▶ Excerpt to read:
|---|
# Farm Bureau no no



## Plainsman (Jul 30, 2003)

Headline: Atlanta firm to pay fine for robocalls: Phone calls made on behalf of ND Farm Bureau pertaining to ag commissioner's race

http://www.thedickinsonpress.com/conten ... taining-ag

I had a phone poll the other day. They give me scenarios about each running ag commissioner (for example would you vote for someone who referred to his office staff as his harem) then asked if I was 1 likely to vote for him, 2 unlikely to vote for him, or 3 undecided. It was about a 20 question poll. Sort of like what the hot topics has been in the past.  Anyway, after most of the questions you start to catch on that they are slanting the questions for their puppet Judy Estenson.

Now the North Dakota Farm Bureau is making excuses.


> Grossman said he first learned about the robocalls when he got a phone call Wednesday morning from someone who had received one.


Wasn't it this bunch (members on here) of hypocrites that wanted to punish everyone involved with collecting signatures for the high fence initiative because some dumb and lazy football players from NDSU forged bogus signatures? I wonder if these bone heads can understand now when the shoe is on the other foot? I think they understood then, but were willing to damage the innocent for their agenda. Poor examples of humanity if you ask me.


----------



## blhunter3 (May 5, 2007)
|---|
▶ Dataset content:

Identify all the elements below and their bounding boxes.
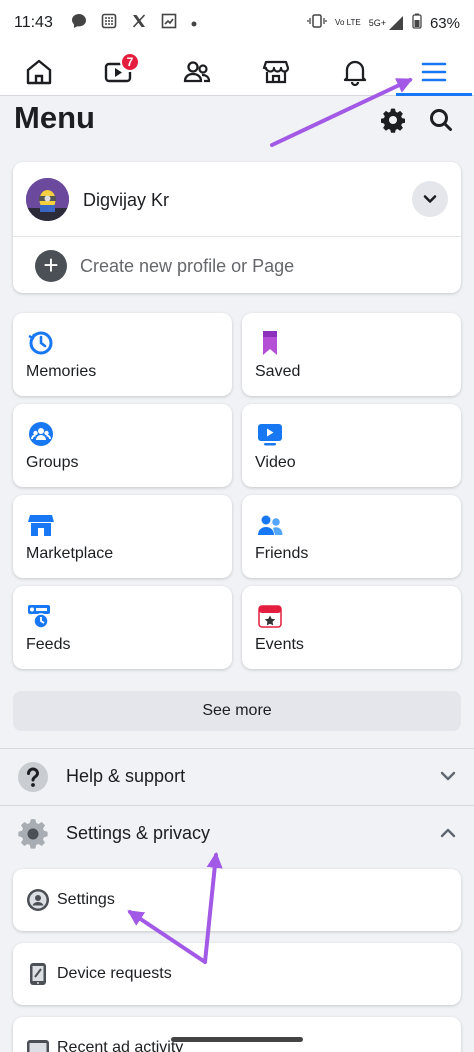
|---|
▶ The tasks:
1/ Answer these questions about the Farm Bureau thread:
(a) About how many questions did the phone poll have?
(b) Which candidate did the poster say the poll questions were slanted toward?
(c) How did Grossman first learn about the robocalls?
2/ Rewrite the Farm Bureau thread from "Now the North" through "had received one.", renaming "robocalls" to "automated calls".
The material is unrelated to the Farm Bureau thread.

▶ Answers to the problems:
1/
(a) About 20.
(b) Judy Estenson.
(c) He got a phone call Wednesday morning from someone who had received one.

2/
Now the North Dakota Farm Bureau is making excuses.


> Grossman said he first learned about the automated calls when he got a phone call Wednesday morning from someone who had received one.